- [WORK INSTRUCTIONS]: Copy out all the lines in the records that include the word "gmail".

- [Dataset excerpts]:
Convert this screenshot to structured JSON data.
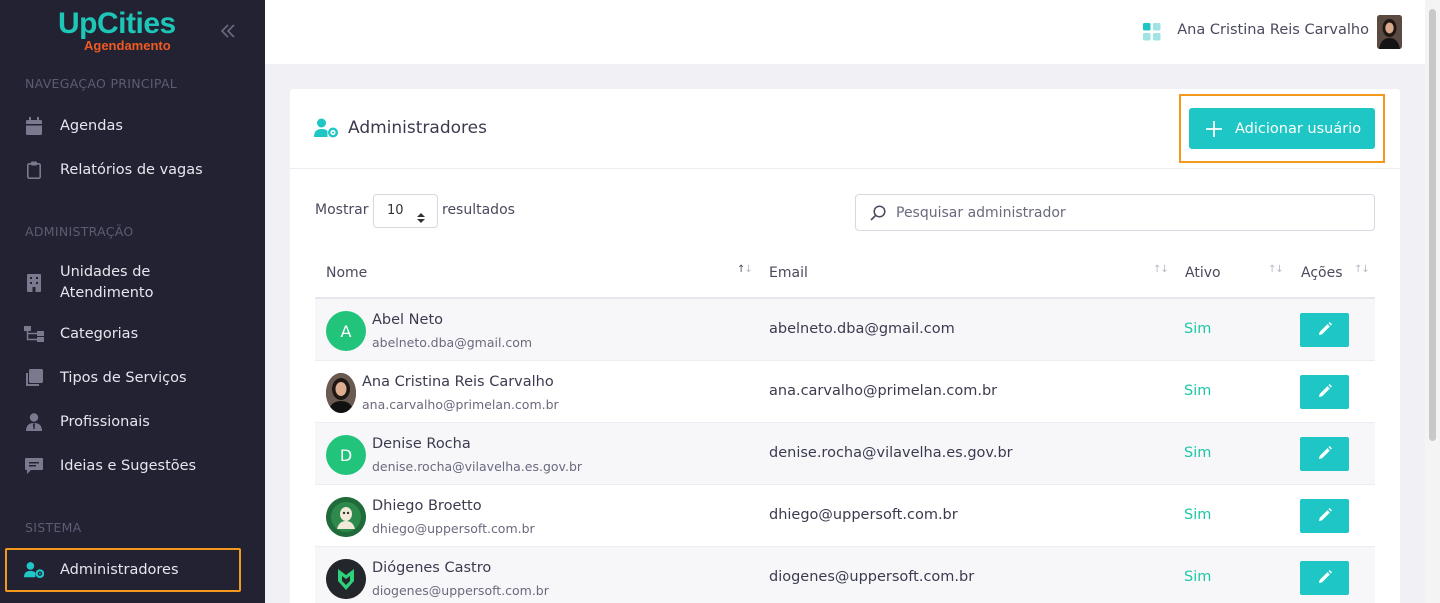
{
  "brand": {
    "name": "UpCities",
    "subtitle": "Agendamento",
    "primary_color": "#1ec6b8",
    "accent_color": "#f05a22"
  },
  "sidebar": {
    "sections": [
      {
        "title": "NAVEGAÇAO PRINCIPAL",
        "items": [
          {
            "label": "Agendas",
            "icon": "calendar-icon"
          },
          {
            "label": "Relatórios de vagas",
            "icon": "clipboard-icon"
          }
        ]
      },
      {
        "title": "ADMINISTRAÇÃO",
        "items": [
          {
            "label_line1": "Unidades de",
            "label_line2": "Atendimento",
            "icon": "building-icon"
          },
          {
            "label": "Categorias",
            "icon": "sitemap-icon"
          },
          {
            "label": "Tipos de Serviços",
            "icon": "layers-icon"
          },
          {
            "label": "Profissionais",
            "icon": "user-tie-icon"
          },
          {
            "label": "Ideias e Sugestões",
            "icon": "comment-icon"
          }
        ]
      },
      {
        "title": "SISTEMA",
        "items": [
          {
            "label": "Administradores",
            "icon": "users-cog-icon",
            "active": true
          }
        ]
      }
    ]
  },
  "topbar": {
    "user_name": "Ana Cristina Reis Carvalho"
  },
  "page": {
    "title": "Administradores",
    "add_button": "Adicionar usuário",
    "show_label": "Mostrar",
    "page_size": "10",
    "results_label": "resultados",
    "search_placeholder": "Pesquisar administrador"
  },
  "table": {
    "columns": [
      "Nome",
      "Email",
      "Ativo",
      "Ações"
    ],
    "rows": [
      {
        "initial": "A",
        "name": "Abel Neto",
        "sub": "abelneto.dba@gmail.com",
        "email": "abelneto.dba@gmail.com",
        "active": "Sim"
      },
      {
        "initial": "",
        "name": "Ana Cristina Reis Carvalho",
        "sub": "ana.carvalho@primelan.com.br",
        "email": "ana.carvalho@primelan.com.br",
        "active": "Sim"
      },
      {
        "initial": "D",
        "name": "Denise Rocha",
        "sub": "denise.rocha@vilavelha.es.gov.br",
        "email": "denise.rocha@vilavelha.es.gov.br",
        "active": "Sim"
      },
      {
        "initial": "",
        "name": "Dhiego Broetto",
        "sub": "dhiego@uppersoft.com.br",
        "email": "dhiego@uppersoft.com.br",
        "active": "Sim"
      },
      {
        "initial": "",
        "name": "Diógenes Castro",
        "sub": "diogenes@uppersoft.com.br",
        "email": "diogenes@uppersoft.com.br",
        "active": "Sim"
      }
    ]
  }
}
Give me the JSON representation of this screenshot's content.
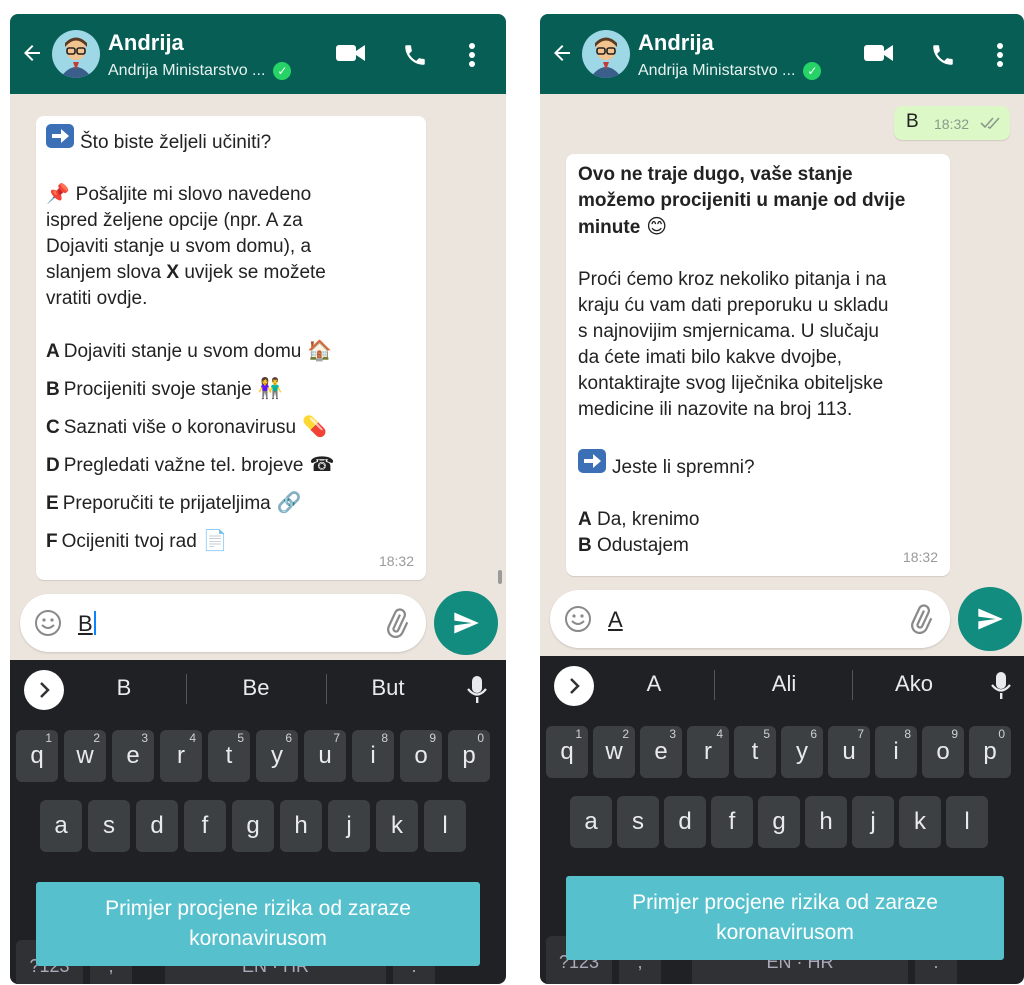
{
  "left": {
    "header": {
      "name": "Andrija",
      "subtitle": "Andrija Ministarstvo ..."
    },
    "message": {
      "intro": "Što biste željeli učiniti?",
      "instruction_lines": [
        "Pošaljite mi slovo navedeno",
        "ispred željene opcije (npr. A za",
        "Dojaviti stanje u svom domu), a"
      ],
      "instruction_x_pre": "slanjem slova ",
      "instruction_x_letter": "X",
      "instruction_x_post": " uvijek se možete",
      "instruction_last": "vratiti ovdje.",
      "options": [
        {
          "key": "A",
          "label": "Dojaviti stanje u svom domu",
          "icon": "house-icon",
          "glyph": "🏠"
        },
        {
          "key": "B",
          "label": "Procijeniti svoje stanje",
          "icon": "people-icon",
          "glyph": "👫"
        },
        {
          "key": "C",
          "label": "Saznati više o koronavirusu",
          "icon": "pill-icon",
          "glyph": "💊"
        },
        {
          "key": "D",
          "label": "Pregledati važne tel. brojeve",
          "icon": "telephone-icon",
          "glyph": "☎"
        },
        {
          "key": "E",
          "label": "Preporučiti te prijateljima",
          "icon": "link-icon",
          "glyph": "🔗"
        },
        {
          "key": "F",
          "label": "Ocijeniti tvoj rad",
          "icon": "page-icon",
          "glyph": "📄"
        }
      ],
      "time": "18:32"
    },
    "input": {
      "value": "B"
    },
    "suggestions": [
      "B",
      "Be",
      "But"
    ],
    "caption_line1": "Primjer procjene rizika od zaraze",
    "caption_line2": "koronavirusom"
  },
  "right": {
    "header": {
      "name": "Andrija",
      "subtitle": "Andrija Ministarstvo ..."
    },
    "sent": {
      "text": "B",
      "time": "18:32"
    },
    "message": {
      "bold_lines": [
        "Ovo ne traje dugo, vaše stanje",
        "možemo procijeniti u manje od dvije",
        "minute"
      ],
      "body_lines": [
        "Proći ćemo kroz nekoliko pitanja i na",
        "kraju ću vam dati preporuku u skladu",
        "s najnovijim smjernicama. U slučaju",
        "da ćete imati bilo kakve dvojbe,",
        "kontaktirajte svog liječnika obiteljske",
        "medicine ili nazovite na broj 113."
      ],
      "question": "Jeste li spremni?",
      "options": [
        {
          "key": "A",
          "label": "Da, krenimo"
        },
        {
          "key": "B",
          "label": "Odustajem"
        }
      ],
      "time": "18:32"
    },
    "input": {
      "value": "A"
    },
    "suggestions": [
      "A",
      "Ali",
      "Ako"
    ],
    "caption_line1": "Primjer procjene rizika od zaraze",
    "caption_line2": "koronavirusom"
  },
  "keyboard": {
    "row1": [
      {
        "k": "q",
        "n": "1"
      },
      {
        "k": "w",
        "n": "2"
      },
      {
        "k": "e",
        "n": "3"
      },
      {
        "k": "r",
        "n": "4"
      },
      {
        "k": "t",
        "n": "5"
      },
      {
        "k": "y",
        "n": "6"
      },
      {
        "k": "u",
        "n": "7"
      },
      {
        "k": "i",
        "n": "8"
      },
      {
        "k": "o",
        "n": "9"
      },
      {
        "k": "p",
        "n": "0"
      }
    ],
    "row2": [
      "a",
      "s",
      "d",
      "f",
      "g",
      "h",
      "j",
      "k",
      "l"
    ],
    "symbols_key": "?123",
    "comma_key": ",",
    "space_key": "EN · HR",
    "period_key": "."
  },
  "colors": {
    "header": "#075e54",
    "send": "#128c7e",
    "caption": "#56c1cd",
    "outgoing": "#dcf8c6",
    "keyboard": "#202124"
  }
}
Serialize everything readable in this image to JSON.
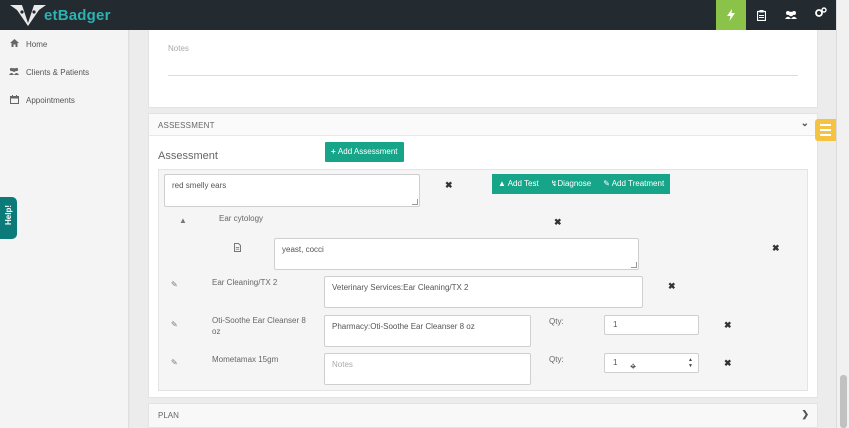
{
  "brand": {
    "name": "etBadger"
  },
  "topbar": {
    "icons": [
      "lightning-icon",
      "clipboard-icon",
      "users-icon",
      "gears-icon"
    ],
    "active_color": "#8bc34a"
  },
  "sidebar": {
    "items": [
      {
        "label": "Home",
        "icon": "home-icon"
      },
      {
        "label": "Clients & Patients",
        "icon": "users-icon"
      },
      {
        "label": "Appointments",
        "icon": "calendar-icon"
      }
    ],
    "help_label": "Help!"
  },
  "notes_section": {
    "placeholder": "Notes"
  },
  "assessment_panel": {
    "header": "ASSESSMENT",
    "title": "Assessment",
    "add_button": "Add Assessment",
    "assessment_text": "red smelly ears",
    "actions": {
      "add_test": "Add Test",
      "diagnose": "Diagnose",
      "add_treatment": "Add Treatment"
    },
    "test": {
      "name": "Ear cytology",
      "result": "yeast, cocci"
    },
    "treatments": [
      {
        "name": "Ear Cleaning/TX 2",
        "product": "Veterinary Services:Ear Cleaning/TX 2"
      },
      {
        "name": "Oti-Soothe Ear Cleanser 8 oz",
        "product": "Pharmacy:Oti-Soothe Ear Cleanser 8 oz",
        "qty_label": "Qty:",
        "qty": "1"
      },
      {
        "name": "Mometamax 15gm",
        "notes_placeholder": "Notes",
        "qty_label": "Qty:",
        "qty": "1"
      }
    ]
  },
  "plan_panel": {
    "header": "PLAN"
  },
  "colors": {
    "accent": "#17a589",
    "topbar": "#232a30",
    "brand": "#2bb3b1",
    "widget": "#f5c242"
  }
}
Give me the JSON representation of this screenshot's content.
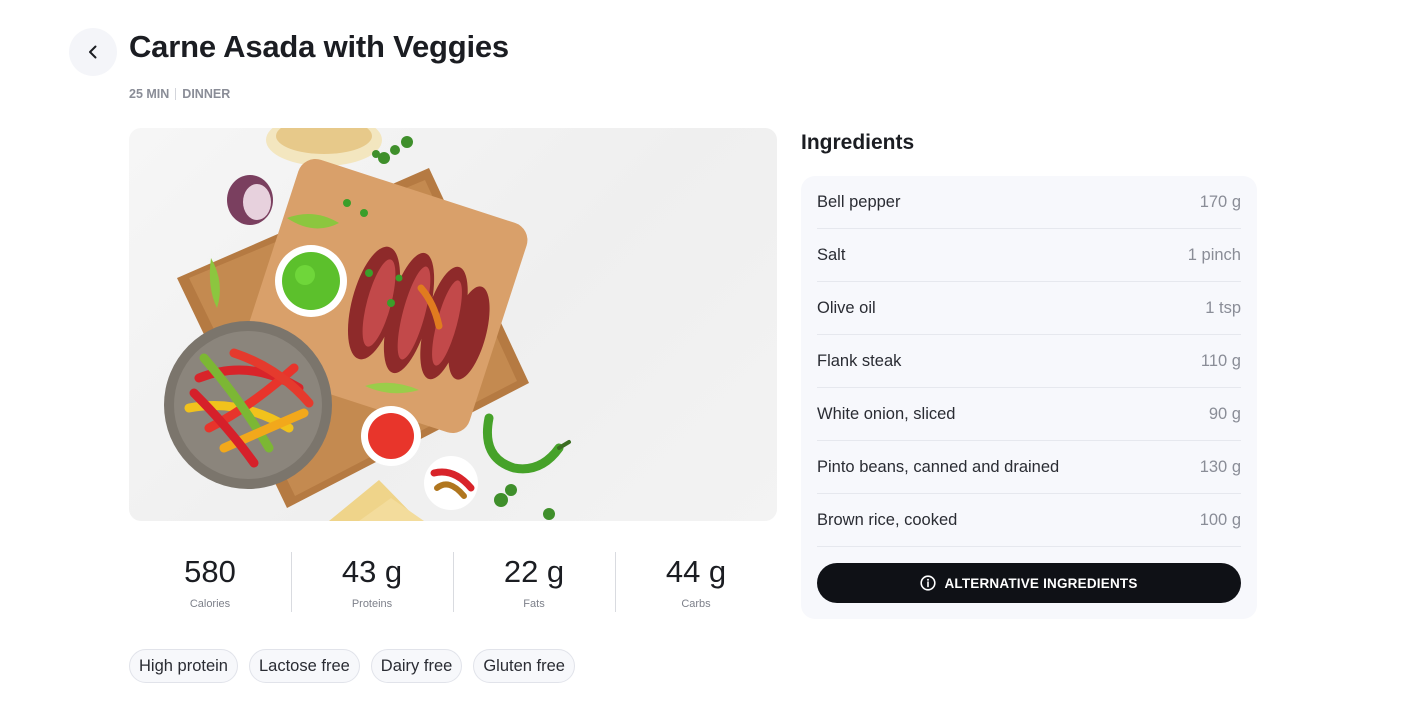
{
  "recipe": {
    "title": "Carne Asada with Veggies",
    "time": "25 MIN",
    "category": "DINNER"
  },
  "nutrition": [
    {
      "value": "580",
      "label": "Calories"
    },
    {
      "value": "43 g",
      "label": "Proteins"
    },
    {
      "value": "22 g",
      "label": "Fats"
    },
    {
      "value": "44 g",
      "label": "Carbs"
    }
  ],
  "tags": [
    "High protein",
    "Lactose free",
    "Dairy free",
    "Gluten free"
  ],
  "ingredients": {
    "title": "Ingredients",
    "items": [
      {
        "name": "Bell pepper",
        "qty": "170 g"
      },
      {
        "name": "Salt",
        "qty": "1 pinch"
      },
      {
        "name": "Olive oil",
        "qty": "1 tsp"
      },
      {
        "name": "Flank steak",
        "qty": "110 g"
      },
      {
        "name": "White onion, sliced",
        "qty": "90 g"
      },
      {
        "name": "Pinto beans, canned and drained",
        "qty": "130 g"
      },
      {
        "name": "Brown rice, cooked",
        "qty": "100 g"
      }
    ],
    "alt_button": "ALTERNATIVE INGREDIENTS"
  },
  "icons": {
    "back": "chevron-left-icon",
    "info": "info-circle-icon"
  },
  "colors": {
    "primary_button": "#0f1116",
    "card_background": "#f7f8fc",
    "muted_text": "#8a8d97"
  }
}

- [TASK SOLUTION]:
        "sub": "abelneto.dba@gmail.com",
        "email": "abelneto.dba@gmail.com",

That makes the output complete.